Given task
Turn every line of the items into a JSON list of strings, with one string per line and no blank lines.

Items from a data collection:
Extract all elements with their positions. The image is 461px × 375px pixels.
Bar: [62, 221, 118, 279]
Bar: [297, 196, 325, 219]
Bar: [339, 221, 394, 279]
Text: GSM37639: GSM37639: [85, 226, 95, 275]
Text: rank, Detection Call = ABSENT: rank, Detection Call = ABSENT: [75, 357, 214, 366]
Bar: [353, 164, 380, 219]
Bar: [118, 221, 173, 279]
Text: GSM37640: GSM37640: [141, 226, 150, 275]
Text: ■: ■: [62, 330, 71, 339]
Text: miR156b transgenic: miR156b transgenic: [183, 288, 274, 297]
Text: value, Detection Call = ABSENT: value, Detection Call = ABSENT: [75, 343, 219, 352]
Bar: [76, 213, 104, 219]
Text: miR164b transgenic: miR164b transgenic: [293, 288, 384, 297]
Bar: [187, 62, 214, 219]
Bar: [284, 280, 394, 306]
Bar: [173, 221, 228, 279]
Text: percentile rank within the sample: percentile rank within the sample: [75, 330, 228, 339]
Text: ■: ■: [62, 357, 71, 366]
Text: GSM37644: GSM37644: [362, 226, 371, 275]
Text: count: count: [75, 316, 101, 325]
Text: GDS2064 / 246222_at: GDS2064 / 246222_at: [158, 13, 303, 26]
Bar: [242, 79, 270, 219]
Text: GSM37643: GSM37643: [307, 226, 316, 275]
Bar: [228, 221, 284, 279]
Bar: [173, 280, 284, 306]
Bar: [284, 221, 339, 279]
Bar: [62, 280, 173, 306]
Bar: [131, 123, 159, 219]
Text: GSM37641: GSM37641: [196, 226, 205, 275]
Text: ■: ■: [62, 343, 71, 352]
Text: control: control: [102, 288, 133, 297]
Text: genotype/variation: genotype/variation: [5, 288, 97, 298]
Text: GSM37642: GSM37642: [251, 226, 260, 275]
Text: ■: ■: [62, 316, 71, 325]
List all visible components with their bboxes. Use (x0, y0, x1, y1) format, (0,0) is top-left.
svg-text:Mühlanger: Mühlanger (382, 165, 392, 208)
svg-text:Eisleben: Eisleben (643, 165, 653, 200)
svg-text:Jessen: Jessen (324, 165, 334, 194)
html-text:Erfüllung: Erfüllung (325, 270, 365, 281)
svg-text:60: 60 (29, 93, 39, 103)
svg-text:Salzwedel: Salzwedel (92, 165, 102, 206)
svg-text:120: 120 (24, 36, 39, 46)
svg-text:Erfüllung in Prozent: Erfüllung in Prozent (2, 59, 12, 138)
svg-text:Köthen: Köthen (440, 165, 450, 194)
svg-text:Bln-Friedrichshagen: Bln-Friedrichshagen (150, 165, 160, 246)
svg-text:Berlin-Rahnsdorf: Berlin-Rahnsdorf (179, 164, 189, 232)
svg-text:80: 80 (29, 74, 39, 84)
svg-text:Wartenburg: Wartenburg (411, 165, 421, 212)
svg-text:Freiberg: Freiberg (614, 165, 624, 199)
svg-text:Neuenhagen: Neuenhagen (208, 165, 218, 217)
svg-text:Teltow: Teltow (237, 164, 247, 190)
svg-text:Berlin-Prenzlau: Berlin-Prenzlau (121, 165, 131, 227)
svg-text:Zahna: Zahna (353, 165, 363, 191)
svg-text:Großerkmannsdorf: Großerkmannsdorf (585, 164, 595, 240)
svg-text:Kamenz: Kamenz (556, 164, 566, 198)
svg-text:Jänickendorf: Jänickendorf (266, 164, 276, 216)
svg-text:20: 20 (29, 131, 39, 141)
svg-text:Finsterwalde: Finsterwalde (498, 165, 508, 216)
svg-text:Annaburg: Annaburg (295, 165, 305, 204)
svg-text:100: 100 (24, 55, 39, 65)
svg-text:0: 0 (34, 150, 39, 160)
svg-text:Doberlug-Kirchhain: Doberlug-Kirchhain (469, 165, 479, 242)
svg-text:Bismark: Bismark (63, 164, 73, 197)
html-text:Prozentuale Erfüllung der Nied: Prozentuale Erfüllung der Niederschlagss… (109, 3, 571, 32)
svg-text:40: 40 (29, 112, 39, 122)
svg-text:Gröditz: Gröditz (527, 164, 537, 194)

Answer
[
  "Extract all elements with their positions. The image is 461px × 375px pixels.",
  "Bar: [62, 221, 118, 279]",
  "Bar: [297, 196, 325, 219]",
  "Bar: [339, 221, 394, 279]",
  "Text: GSM37639: GSM37639: [85, 226, 95, 275]",
  "Text: rank, Detection Call = ABSENT: rank, Detection Call = ABSENT: [75, 357, 214, 366]",
  "Bar: [353, 164, 380, 219]",
  "Bar: [118, 221, 173, 279]",
  "Text: GSM37640: GSM37640: [141, 226, 150, 275]",
  "Text: ■: ■: [62, 330, 71, 339]",
  "Text: miR156b transgenic: miR156b transgenic: [183, 288, 274, 297]",
  "Text: value, Detection Call = ABSENT: value, Detection Call = ABSENT: [75, 343, 219, 352]",
  "Bar: [76, 213, 104, 219]",
  "Text: miR164b transgenic: miR164b transgenic: [293, 288, 384, 297]",
  "Bar: [187, 62, 214, 219]",
  "Bar: [284, 280, 394, 306]",
  "Bar: [173, 221, 228, 279]",
  "Text: percentile rank within the sample: percentile rank within the sample: [75, 330, 228, 339]",
  "Text: ■: ■: [62, 357, 71, 366]",
  "Text: GSM37644: GSM37644: [362, 226, 371, 275]",
  "Text: count: count: [75, 316, 101, 325]",
  "Text: GDS2064 / 246222_at: GDS2064 / 246222_at: [158, 13, 303, 26]",
  "Bar: [242, 79, 270, 219]",
  "Text: GSM37643: GSM37643: [307, 226, 316, 275]",
  "Bar: [228, 221, 284, 279]",
  "Bar: [173, 280, 284, 306]",
  "Bar: [284, 221, 339, 279]",
  "Bar: [62, 280, 173, 306]",
  "Bar: [131, 123, 159, 219]",
  "Text: GSM37641: GSM37641: [196, 226, 205, 275]",
  "Text: ■: ■: [62, 343, 71, 352]",
  "Text: control: control: [102, 288, 133, 297]",
  "Text: genotype/variation: genotype/variation: [5, 288, 97, 298]",
  "Text: GSM37642: GSM37642: [251, 226, 260, 275]",
  "Text: ■: ■: [62, 316, 71, 325]",
  "List all visible components with their bboxes. Use (x0, y0, x1, y1) format, (0,0) is top-left.",
  "svg-text:Mühlanger: Mühlanger (382, 165, 392, 208)",
  "svg-text:Eisleben: Eisleben (643, 165, 653, 200)",
  "svg-text:Jessen: Jessen (324, 165, 334, 194)",
  "html-text:Erfüllung: Erfüllung (325, 270, 365, 281)",
  "svg-text:60: 60 (29, 93, 39, 103)",
  "svg-text:Salzwedel: Salzwedel (92, 165, 102, 206)",
  "svg-text:120: 120 (24, 36, 39, 46)",
  "svg-text:Erfüllung in Prozent: Erfüllung in Prozent (2, 59, 12, 138)",
  "svg-text:Köthen: Köthen (440, 165, 450, 194)",
  "svg-text:Bln-Friedrichshagen: Bln-Friedrichshagen (150, 165, 160, 246)",
  "svg-text:Berlin-Rahnsdorf: Berlin-Rahnsdorf (179, 164, 189, 232)",
  "svg-text:80: 80 (29, 74, 39, 84)",
  "svg-text:Wartenburg: Wartenburg (411, 165, 421, 212)",
  "svg-text:Freiberg: Freiberg (614, 165, 624, 199)",
  "svg-text:Neuenhagen: Neuenhagen (208, 165, 218, 217)",
  "svg-text:Teltow: Teltow (237, 164, 247, 190)",
  "svg-text:Berlin-Prenzlau: Berlin-Prenzlau (121, 165, 131, 227)",
  "svg-text:Zahna: Zahna (353, 165, 363, 191)",
  "svg-text:Großerkmannsdorf: Großerkmannsdorf (585, 164, 595, 240)",
  "svg-text:Kamenz: Kamenz (556, 164, 566, 198)",
  "svg-text:Jänickendorf: Jänickendorf (266, 164, 276, 216)",
  "svg-text:20: 20 (29, 131, 39, 141)",
  "svg-text:Finsterwalde: Finsterwalde (498, 165, 508, 216)",
  "svg-text:Annaburg: Annaburg (295, 165, 305, 204)",
  "svg-text:100: 100 (24, 55, 39, 65)",
  "svg-text:0: 0 (34, 150, 39, 160)",
  "svg-text:Doberlug-Kirchhain: Doberlug-Kirchhain (469, 165, 479, 242)",
  "svg-text:Bismark: Bismark (63, 164, 73, 197)",
  "html-text:Prozentuale Erfüllung der Nied: Prozentuale Erfüllung der Niederschlagss… (109, 3, 571, 32)",
  "svg-text:40: 40 (29, 112, 39, 122)",
  "svg-text:Gröditz: Gröditz (527, 164, 537, 194)"
]